- _DIRECTIONS_
Provide only the number of lines in the records below that include "hành".
------ MATERIAL ------
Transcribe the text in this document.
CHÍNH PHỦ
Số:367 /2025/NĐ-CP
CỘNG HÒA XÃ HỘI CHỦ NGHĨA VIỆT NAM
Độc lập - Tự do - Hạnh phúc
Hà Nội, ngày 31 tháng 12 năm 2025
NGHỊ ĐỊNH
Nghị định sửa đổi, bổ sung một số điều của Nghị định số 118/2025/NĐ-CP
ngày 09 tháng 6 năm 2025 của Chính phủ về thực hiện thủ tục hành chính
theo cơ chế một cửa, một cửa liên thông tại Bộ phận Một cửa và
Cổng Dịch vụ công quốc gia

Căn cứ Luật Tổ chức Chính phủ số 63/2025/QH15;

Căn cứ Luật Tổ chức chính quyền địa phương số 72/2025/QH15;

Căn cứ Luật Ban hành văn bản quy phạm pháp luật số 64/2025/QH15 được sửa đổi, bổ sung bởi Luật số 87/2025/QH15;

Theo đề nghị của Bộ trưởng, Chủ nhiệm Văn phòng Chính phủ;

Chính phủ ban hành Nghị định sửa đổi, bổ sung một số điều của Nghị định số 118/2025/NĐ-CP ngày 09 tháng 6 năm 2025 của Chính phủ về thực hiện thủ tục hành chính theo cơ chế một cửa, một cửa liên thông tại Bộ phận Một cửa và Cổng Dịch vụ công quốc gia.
------
- _CORRECT ANSWER_
3